- _Exercise_: Return the material word for word. Do not include the pictures.

Stored records

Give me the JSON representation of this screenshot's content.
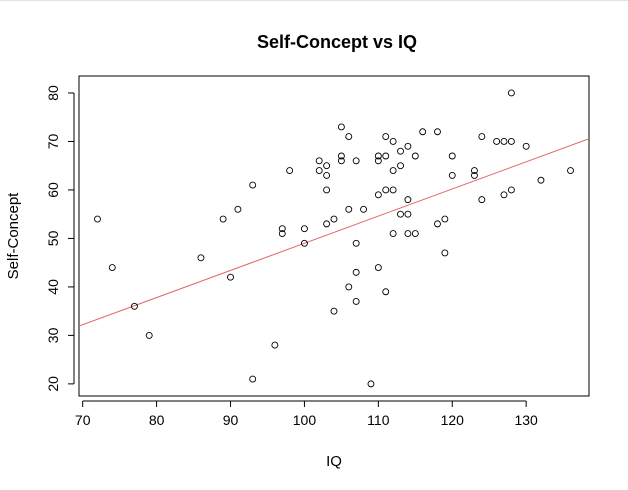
{
  "chart_data": {
    "type": "scatter",
    "title": "Self-Concept vs IQ",
    "xlabel": "IQ",
    "ylabel": "Self-Concept",
    "xlim": [
      69.5,
      138.5
    ],
    "ylim": [
      17.5,
      83.5
    ],
    "xticks": [
      70,
      80,
      90,
      100,
      110,
      120,
      130
    ],
    "yticks": [
      20,
      30,
      40,
      50,
      60,
      70,
      80
    ],
    "grid": false,
    "points": [
      [
        72,
        54
      ],
      [
        74,
        44
      ],
      [
        77,
        36
      ],
      [
        79,
        30
      ],
      [
        86,
        46
      ],
      [
        89,
        54
      ],
      [
        90,
        42
      ],
      [
        91,
        56
      ],
      [
        93,
        61
      ],
      [
        93,
        21
      ],
      [
        96,
        28
      ],
      [
        97,
        52
      ],
      [
        97,
        51
      ],
      [
        98,
        64
      ],
      [
        100,
        52
      ],
      [
        100,
        49
      ],
      [
        102,
        66
      ],
      [
        102,
        64
      ],
      [
        103,
        65
      ],
      [
        103,
        63
      ],
      [
        103,
        60
      ],
      [
        103,
        53
      ],
      [
        104,
        54
      ],
      [
        104,
        35
      ],
      [
        105,
        73
      ],
      [
        105,
        67
      ],
      [
        105,
        66
      ],
      [
        106,
        71
      ],
      [
        106,
        56
      ],
      [
        106,
        40
      ],
      [
        107,
        66
      ],
      [
        107,
        49
      ],
      [
        107,
        43
      ],
      [
        107,
        37
      ],
      [
        108,
        56
      ],
      [
        109,
        20
      ],
      [
        110,
        67
      ],
      [
        110,
        66
      ],
      [
        110,
        59
      ],
      [
        110,
        44
      ],
      [
        111,
        71
      ],
      [
        111,
        67
      ],
      [
        111,
        60
      ],
      [
        111,
        39
      ],
      [
        112,
        70
      ],
      [
        112,
        64
      ],
      [
        112,
        60
      ],
      [
        112,
        51
      ],
      [
        113,
        68
      ],
      [
        113,
        65
      ],
      [
        113,
        55
      ],
      [
        114,
        69
      ],
      [
        114,
        58
      ],
      [
        114,
        55
      ],
      [
        114,
        51
      ],
      [
        115,
        67
      ],
      [
        115,
        51
      ],
      [
        116,
        72
      ],
      [
        118,
        72
      ],
      [
        118,
        53
      ],
      [
        119,
        54
      ],
      [
        119,
        47
      ],
      [
        120,
        67
      ],
      [
        120,
        63
      ],
      [
        123,
        64
      ],
      [
        123,
        63
      ],
      [
        124,
        71
      ],
      [
        124,
        58
      ],
      [
        126,
        70
      ],
      [
        127,
        70
      ],
      [
        127,
        59
      ],
      [
        128,
        80
      ],
      [
        128,
        70
      ],
      [
        128,
        60
      ],
      [
        130,
        69
      ],
      [
        132,
        62
      ],
      [
        136,
        64
      ]
    ],
    "regression_line": {
      "intercept": -7.0,
      "slope": 0.56,
      "color": "#e06666"
    },
    "point_color": "#000000"
  }
}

- _Full response_:
Give me the JSON representation of this screenshot's content.
{
  "chart_data": {
    "type": "scatter",
    "title": "Self-Concept vs IQ",
    "xlabel": "IQ",
    "ylabel": "Self-Concept",
    "xlim": [
      69.5,
      138.5
    ],
    "ylim": [
      17.5,
      83.5
    ],
    "xticks": [
      70,
      80,
      90,
      100,
      110,
      120,
      130
    ],
    "yticks": [
      20,
      30,
      40,
      50,
      60,
      70,
      80
    ],
    "grid": false,
    "points": [
      [
        72,
        54
      ],
      [
        74,
        44
      ],
      [
        77,
        36
      ],
      [
        79,
        30
      ],
      [
        86,
        46
      ],
      [
        89,
        54
      ],
      [
        90,
        42
      ],
      [
        91,
        56
      ],
      [
        93,
        61
      ],
      [
        93,
        21
      ],
      [
        96,
        28
      ],
      [
        97,
        52
      ],
      [
        97,
        51
      ],
      [
        98,
        64
      ],
      [
        100,
        52
      ],
      [
        100,
        49
      ],
      [
        102,
        66
      ],
      [
        102,
        64
      ],
      [
        103,
        65
      ],
      [
        103,
        63
      ],
      [
        103,
        60
      ],
      [
        103,
        53
      ],
      [
        104,
        54
      ],
      [
        104,
        35
      ],
      [
        105,
        73
      ],
      [
        105,
        67
      ],
      [
        105,
        66
      ],
      [
        106,
        71
      ],
      [
        106,
        56
      ],
      [
        106,
        40
      ],
      [
        107,
        66
      ],
      [
        107,
        49
      ],
      [
        107,
        43
      ],
      [
        107,
        37
      ],
      [
        108,
        56
      ],
      [
        109,
        20
      ],
      [
        110,
        67
      ],
      [
        110,
        66
      ],
      [
        110,
        59
      ],
      [
        110,
        44
      ],
      [
        111,
        71
      ],
      [
        111,
        67
      ],
      [
        111,
        60
      ],
      [
        111,
        39
      ],
      [
        112,
        70
      ],
      [
        112,
        64
      ],
      [
        112,
        60
      ],
      [
        112,
        51
      ],
      [
        113,
        68
      ],
      [
        113,
        65
      ],
      [
        113,
        55
      ],
      [
        114,
        69
      ],
      [
        114,
        58
      ],
      [
        114,
        55
      ],
      [
        114,
        51
      ],
      [
        115,
        67
      ],
      [
        115,
        51
      ],
      [
        116,
        72
      ],
      [
        118,
        72
      ],
      [
        118,
        53
      ],
      [
        119,
        54
      ],
      [
        119,
        47
      ],
      [
        120,
        67
      ],
      [
        120,
        63
      ],
      [
        123,
        64
      ],
      [
        123,
        63
      ],
      [
        124,
        71
      ],
      [
        124,
        58
      ],
      [
        126,
        70
      ],
      [
        127,
        70
      ],
      [
        127,
        59
      ],
      [
        128,
        80
      ],
      [
        128,
        70
      ],
      [
        128,
        60
      ],
      [
        130,
        69
      ],
      [
        132,
        62
      ],
      [
        136,
        64
      ]
    ],
    "regression_line": {
      "intercept": -7.0,
      "slope": 0.56,
      "color": "#e06666"
    },
    "point_color": "#000000"
  }
}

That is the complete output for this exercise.